[Records from a collection of figures]
╭──
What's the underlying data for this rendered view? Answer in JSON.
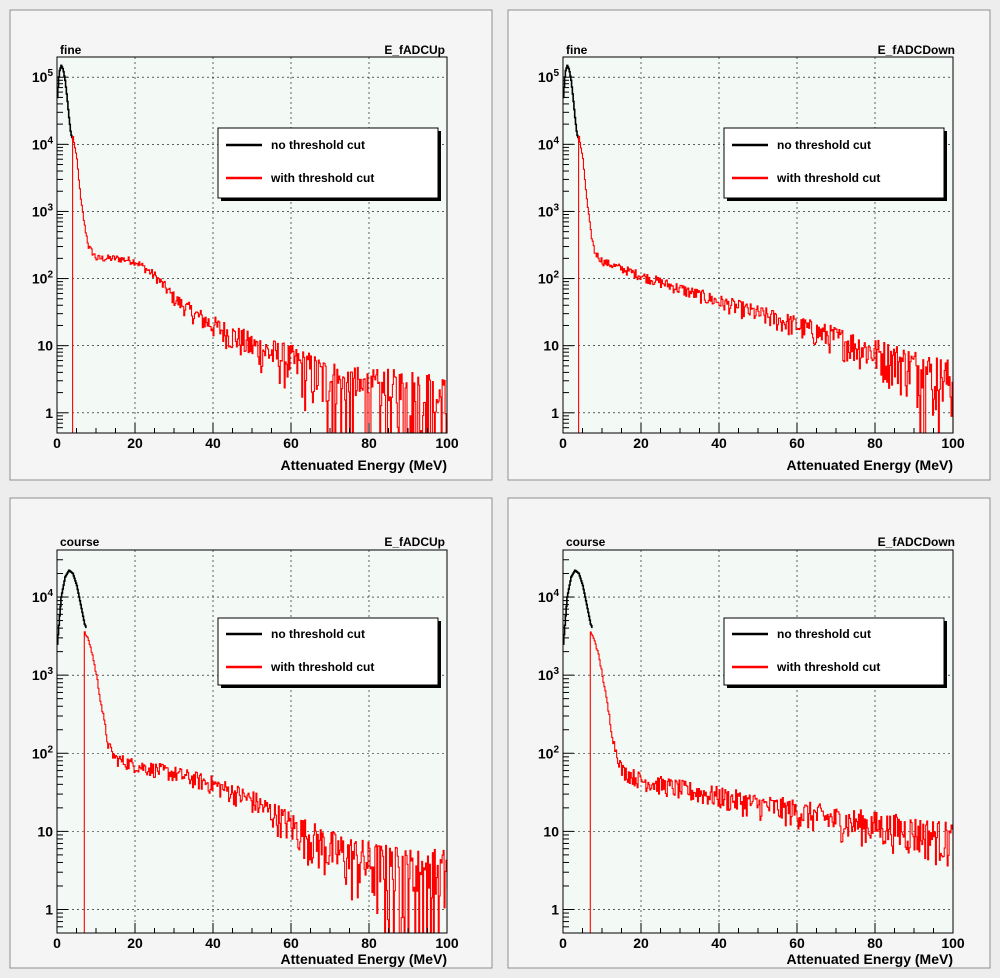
{
  "colors": {
    "canvas_bg": "#ededed",
    "pad_bg": "#f5f5f5",
    "frame_bg": "#f3faf6",
    "grid": "#000000",
    "no_cut": "#000000",
    "with_cut": "#ff0000"
  },
  "chart_data": [
    {
      "type": "line",
      "title_left": "fine",
      "title_right": "E_fADCUp",
      "xlabel": "Attenuated Energy (MeV)",
      "ylabel": "",
      "xlim": [
        0,
        100
      ],
      "ylim": [
        0.5,
        200000
      ],
      "yscale": "log",
      "grid": true,
      "legend_position": "top-right",
      "x_ticks": [
        "0",
        "20",
        "40",
        "60",
        "80",
        "100"
      ],
      "y_ticks": [
        {
          "value": 1,
          "mantissa": "1",
          "exp": ""
        },
        {
          "value": 10,
          "mantissa": "10",
          "exp": ""
        },
        {
          "value": 100,
          "mantissa": "10",
          "exp": "2"
        },
        {
          "value": 1000,
          "mantissa": "10",
          "exp": "3"
        },
        {
          "value": 10000,
          "mantissa": "10",
          "exp": "4"
        },
        {
          "value": 100000,
          "mantissa": "10",
          "exp": "5"
        }
      ],
      "series": [
        {
          "name": "no threshold cut",
          "color": "#000000",
          "x": [
            0,
            0.5,
            1,
            1.5,
            2,
            2.5,
            3,
            3.5,
            4
          ],
          "y": [
            50000,
            120000,
            150000,
            130000,
            90000,
            50000,
            25000,
            14000,
            12000
          ]
        },
        {
          "name": "with threshold cut",
          "color": "#ff0000",
          "x": [
            0,
            3.8,
            4,
            5,
            6,
            7,
            8,
            10,
            12,
            15,
            18,
            20,
            22,
            25,
            28,
            30,
            35,
            40,
            50,
            60,
            70,
            80,
            90,
            100
          ],
          "y": [
            0.5,
            0.5,
            13000,
            6000,
            1500,
            600,
            300,
            200,
            200,
            200,
            190,
            180,
            150,
            110,
            70,
            50,
            30,
            20,
            10,
            6,
            3,
            2,
            2,
            1.5
          ]
        }
      ]
    },
    {
      "type": "line",
      "title_left": "fine",
      "title_right": "E_fADCDown",
      "xlabel": "Attenuated Energy (MeV)",
      "ylabel": "",
      "xlim": [
        0,
        100
      ],
      "ylim": [
        0.5,
        200000
      ],
      "yscale": "log",
      "grid": true,
      "legend_position": "top-right",
      "x_ticks": [
        "0",
        "20",
        "40",
        "60",
        "80",
        "100"
      ],
      "y_ticks": [
        {
          "value": 1,
          "mantissa": "1",
          "exp": ""
        },
        {
          "value": 10,
          "mantissa": "10",
          "exp": ""
        },
        {
          "value": 100,
          "mantissa": "10",
          "exp": "2"
        },
        {
          "value": 1000,
          "mantissa": "10",
          "exp": "3"
        },
        {
          "value": 10000,
          "mantissa": "10",
          "exp": "4"
        },
        {
          "value": 100000,
          "mantissa": "10",
          "exp": "5"
        }
      ],
      "series": [
        {
          "name": "no threshold cut",
          "color": "#000000",
          "x": [
            0,
            0.5,
            1,
            1.5,
            2,
            2.5,
            3,
            3.5,
            4
          ],
          "y": [
            50000,
            120000,
            150000,
            130000,
            90000,
            50000,
            25000,
            14000,
            12000
          ]
        },
        {
          "name": "with threshold cut",
          "color": "#ff0000",
          "x": [
            0,
            3.8,
            4,
            5,
            6,
            7,
            8,
            10,
            15,
            20,
            30,
            40,
            50,
            60,
            70,
            80,
            90,
            100
          ],
          "y": [
            0.5,
            0.5,
            13000,
            6000,
            1500,
            500,
            250,
            180,
            140,
            110,
            70,
            45,
            30,
            20,
            13,
            8,
            5,
            3
          ]
        }
      ]
    },
    {
      "type": "line",
      "title_left": "course",
      "title_right": "E_fADCUp",
      "xlabel": "Attenuated Energy (MeV)",
      "ylabel": "",
      "xlim": [
        0,
        100
      ],
      "ylim": [
        0.5,
        40000
      ],
      "yscale": "log",
      "grid": true,
      "legend_position": "top-right",
      "x_ticks": [
        "0",
        "20",
        "40",
        "60",
        "80",
        "100"
      ],
      "y_ticks": [
        {
          "value": 1,
          "mantissa": "1",
          "exp": ""
        },
        {
          "value": 10,
          "mantissa": "10",
          "exp": ""
        },
        {
          "value": 100,
          "mantissa": "10",
          "exp": "2"
        },
        {
          "value": 1000,
          "mantissa": "10",
          "exp": "3"
        },
        {
          "value": 10000,
          "mantissa": "10",
          "exp": "4"
        }
      ],
      "series": [
        {
          "name": "no threshold cut",
          "color": "#000000",
          "x": [
            0,
            1,
            2,
            3,
            4,
            5,
            6,
            7,
            7.5
          ],
          "y": [
            2500,
            10000,
            18000,
            22000,
            20000,
            14000,
            8000,
            4500,
            4000
          ]
        },
        {
          "name": "with threshold cut",
          "color": "#ff0000",
          "x": [
            0,
            6.8,
            7,
            8,
            9,
            10,
            11,
            12,
            13,
            14,
            15,
            20,
            30,
            40,
            50,
            60,
            70,
            80,
            90,
            100
          ],
          "y": [
            0.5,
            0.5,
            3500,
            2800,
            1800,
            1000,
            500,
            250,
            130,
            100,
            85,
            70,
            55,
            40,
            25,
            12,
            6,
            4,
            3,
            3
          ]
        }
      ]
    },
    {
      "type": "line",
      "title_left": "course",
      "title_right": "E_fADCDown",
      "xlabel": "Attenuated Energy (MeV)",
      "ylabel": "",
      "xlim": [
        0,
        100
      ],
      "ylim": [
        0.5,
        40000
      ],
      "yscale": "log",
      "grid": true,
      "legend_position": "top-right",
      "x_ticks": [
        "0",
        "20",
        "40",
        "60",
        "80",
        "100"
      ],
      "y_ticks": [
        {
          "value": 1,
          "mantissa": "1",
          "exp": ""
        },
        {
          "value": 10,
          "mantissa": "10",
          "exp": ""
        },
        {
          "value": 100,
          "mantissa": "10",
          "exp": "2"
        },
        {
          "value": 1000,
          "mantissa": "10",
          "exp": "3"
        },
        {
          "value": 10000,
          "mantissa": "10",
          "exp": "4"
        }
      ],
      "series": [
        {
          "name": "no threshold cut",
          "color": "#000000",
          "x": [
            0,
            1,
            2,
            3,
            4,
            5,
            6,
            7,
            7.5
          ],
          "y": [
            2500,
            10000,
            18000,
            22000,
            20000,
            14000,
            8000,
            4500,
            4000
          ]
        },
        {
          "name": "with threshold cut",
          "color": "#ff0000",
          "x": [
            0,
            6.8,
            7,
            8,
            9,
            10,
            11,
            12,
            13,
            14,
            15,
            20,
            30,
            40,
            50,
            60,
            70,
            80,
            90,
            100
          ],
          "y": [
            0.5,
            0.5,
            3500,
            2800,
            1800,
            1000,
            500,
            250,
            130,
            90,
            60,
            45,
            35,
            28,
            22,
            18,
            14,
            12,
            10,
            8
          ]
        }
      ]
    }
  ]
}
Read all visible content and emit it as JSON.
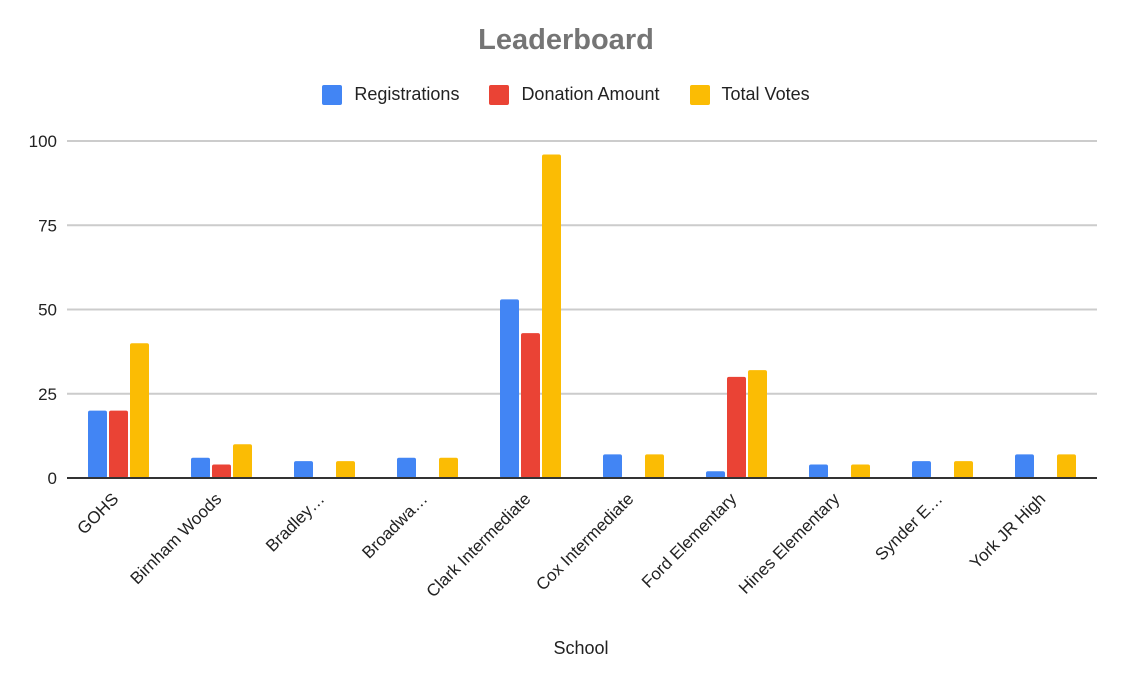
{
  "chart_data": {
    "type": "bar",
    "title": "Leaderboard",
    "xlabel": "School",
    "ylabel": "",
    "ylim": [
      0,
      100
    ],
    "yticks": [
      0,
      25,
      50,
      75,
      100
    ],
    "grid": true,
    "legend_position": "top",
    "categories": [
      "GOHS",
      "Birnham Woods",
      "Bradley…",
      "Broadwa…",
      "Clark Intermediate",
      "Cox Intermediate",
      "Ford Elementary",
      "Hines Elementary",
      "Synder E…",
      "York JR High"
    ],
    "series": [
      {
        "name": "Registrations",
        "color": "#4285f4",
        "values": [
          20,
          6,
          5,
          6,
          53,
          7,
          2,
          4,
          5,
          7
        ]
      },
      {
        "name": "Donation Amount",
        "color": "#ea4335",
        "values": [
          20,
          4,
          0,
          0,
          43,
          0,
          30,
          0,
          0,
          0
        ]
      },
      {
        "name": "Total Votes",
        "color": "#fbbc04",
        "values": [
          40,
          10,
          5,
          6,
          96,
          7,
          32,
          4,
          5,
          7
        ]
      }
    ]
  }
}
╰──
What is expected: Using the entries above, return each line in which the word "Intermediate" occurs.

Answer to the problem:
      "Clark Intermediate",
      "Cox Intermediate",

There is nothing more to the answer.